Una quarantina di esercenti del settore del food di Prato e provincia, soci di Fipe, hanno deciso di confrontarsi su Telegram: dalla chat è nata una lunga lettera che contiene dubbi e richieste. Una sorta di manifesto che ripercorre le lunghe settimane dell’epidemia, dall’allarme alla chiusura forzata. Le voci sono quelle di ristoratori, titolari di pub e bar.”Il nostro è stato fra i primi settori a dover chiudere, dall’oggi al domani – si legge nella lettera -, costringendoci a fare il possibile per cercare di salvare il salvabile delle merci deperibili, stoccate nei nostri locali. La sottovalutazione sin dall’inizio del problema, da parte dello Stato, ha fatto sì che, ancora oggi, le nostre aziende rimangano chiuse”. Chi ha potuto si è attrezzato con il servizio di consegna a domicilio, che però non permette di avere reali margini di guadagno. “Un palliativo, lo definirei”, afferma Leandro Lenoci del ristorante pizzeria Antichi Sapori, uno dei firmatari del documento. “Quanto ho perso in questi mesi di serrata forzata? Il 99,99% dei guadagni”.

Estratto dati.
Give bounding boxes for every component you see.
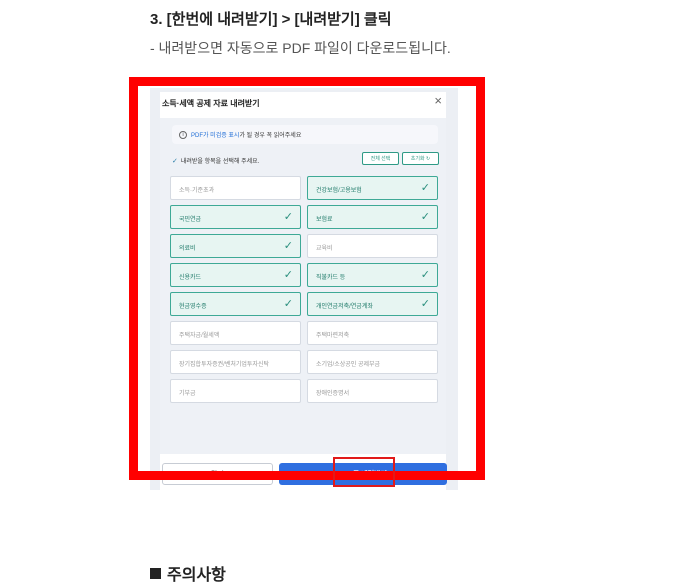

Consegna 1. Nel testo sui ristoratori di Prato, quale quota dei guadagni dice di aver perso Leandro Lenoci nei mesi di chiusura forzata?
Consegna 2. Fornisci il seguito del testo sui ristoratori di Prato, partendo dopo la sua ultima frase.

Risposta scritta 1. Il 99,99% dei guadagni.

Risposta scritta 2.
Anche la cosiddetta “Fase 2” spaventa: gli scenari di cui si discute a livello nazionale non convincono e risultano inapplicabili. Postazioni igienizzanti per le mani, guanti e mascherine da indossare, ma soprattutto una distanza sociale tra i clienti di quasi 2 metri. Per non parlare poi dei fatidici divisori in vetro o plexiglass tra i tavoli, addirittura tra una persona e l’altra. “Lavorare in queste condizioni è assurdo – affermano i ristoratori -. Si potrà fare al massimo un decimo del lavoro di prima, dovendo, per etica e umanità, mantenere però lo stesso personale”. Un esempio pratico? Agli Antichi Sapori, secondo le prime stime, a fronte di 250 posti a sedere ne potranno “sopravvivere” soltanto una cinquantina. Lenoci, che ha 10 dipendenti, ha richiesto per tutti la cassa integrazione.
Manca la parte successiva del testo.